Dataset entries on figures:

— Begin —

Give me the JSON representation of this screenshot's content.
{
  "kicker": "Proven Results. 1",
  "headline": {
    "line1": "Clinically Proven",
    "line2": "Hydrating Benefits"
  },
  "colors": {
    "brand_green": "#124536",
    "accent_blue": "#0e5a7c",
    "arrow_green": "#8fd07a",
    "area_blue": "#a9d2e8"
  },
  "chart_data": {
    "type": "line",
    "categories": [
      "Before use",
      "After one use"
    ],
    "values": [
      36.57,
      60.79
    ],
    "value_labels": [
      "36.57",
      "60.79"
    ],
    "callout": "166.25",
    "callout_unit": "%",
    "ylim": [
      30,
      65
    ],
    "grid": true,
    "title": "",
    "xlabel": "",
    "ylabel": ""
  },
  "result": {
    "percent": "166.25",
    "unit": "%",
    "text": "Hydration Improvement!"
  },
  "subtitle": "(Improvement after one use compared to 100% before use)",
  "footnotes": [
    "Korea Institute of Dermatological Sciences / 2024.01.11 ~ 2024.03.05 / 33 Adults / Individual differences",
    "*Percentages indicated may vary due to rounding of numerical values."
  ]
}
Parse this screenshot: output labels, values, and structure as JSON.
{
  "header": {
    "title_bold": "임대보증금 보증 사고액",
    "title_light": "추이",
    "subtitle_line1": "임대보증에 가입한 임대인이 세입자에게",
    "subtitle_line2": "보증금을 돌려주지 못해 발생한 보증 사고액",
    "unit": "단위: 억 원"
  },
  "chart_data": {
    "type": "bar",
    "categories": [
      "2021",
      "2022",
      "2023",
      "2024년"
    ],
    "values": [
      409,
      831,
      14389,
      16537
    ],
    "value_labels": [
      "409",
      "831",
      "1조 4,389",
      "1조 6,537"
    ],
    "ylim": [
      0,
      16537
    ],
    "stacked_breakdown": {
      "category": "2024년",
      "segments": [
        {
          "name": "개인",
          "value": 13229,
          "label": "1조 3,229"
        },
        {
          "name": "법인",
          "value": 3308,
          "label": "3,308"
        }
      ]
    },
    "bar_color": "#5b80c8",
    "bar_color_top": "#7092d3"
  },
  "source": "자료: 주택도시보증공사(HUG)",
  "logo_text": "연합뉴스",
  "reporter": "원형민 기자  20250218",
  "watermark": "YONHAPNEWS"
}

— End —

> [AIM OF THE EXERCISE]: From the records above, extract every entry exactly as given.

> [WORKED SOLUTION]:
Give me the JSON representation of this screenshot's content.
{
  "kicker": "Proven Results. 1",
  "headline": {
    "line1": "Clinically Proven",
    "line2": "Hydrating Benefits"
  },
  "colors": {
    "brand_green": "#124536",
    "accent_blue": "#0e5a7c",
    "arrow_green": "#8fd07a",
    "area_blue": "#a9d2e8"
  },
  "chart_data": {
    "type": "line",
    "categories": [
      "Before use",
      "After one use"
    ],
    "values": [
      36.57,
      60.79
    ],
    "value_labels": [
      "36.57",
      "60.79"
    ],
    "callout": "166.25",
    "callout_unit": "%",
    "ylim": [
      30,
      65
    ],
    "grid": true,
    "title": "",
    "xlabel": "",
    "ylabel": ""
  },
  "result": {
    "percent": "166.25",
    "unit": "%",
    "text": "Hydration Improvement!"
  },
  "subtitle": "(Improvement after one use compared to 100% before use)",
  "footnotes": [
    "Korea Institute of Dermatological Sciences / 2024.01.11 ~ 2024.03.05 / 33 Adults / Individual differences",
    "*Percentages indicated may vary due to rounding of numerical values."
  ]
}
Parse this screenshot: output labels, values, and structure as JSON.
{
  "header": {
    "title_bold": "임대보증금 보증 사고액",
    "title_light": "추이",
    "subtitle_line1": "임대보증에 가입한 임대인이 세입자에게",
    "subtitle_line2": "보증금을 돌려주지 못해 발생한 보증 사고액",
    "unit": "단위: 억 원"
  },
  "chart_data": {
    "type": "bar",
    "categories": [
      "2021",
      "2022",
      "2023",
      "2024년"
    ],
    "values": [
      409,
      831,
      14389,
      16537
    ],
    "value_labels": [
      "409",
      "831",
      "1조 4,389",
      "1조 6,537"
    ],
    "ylim": [
      0,
      16537
    ],
    "stacked_breakdown": {
      "category": "2024년",
      "segments": [
        {
          "name": "개인",
          "value": 13229,
          "label": "1조 3,229"
        },
        {
          "name": "법인",
          "value": 3308,
          "label": "3,308"
        }
      ]
    },
    "bar_color": "#5b80c8",
    "bar_color_top": "#7092d3"
  },
  "source": "자료: 주택도시보증공사(HUG)",
  "logo_text": "연합뉴스",
  "reporter": "원형민 기자  20250218",
  "watermark": "YONHAPNEWS"
}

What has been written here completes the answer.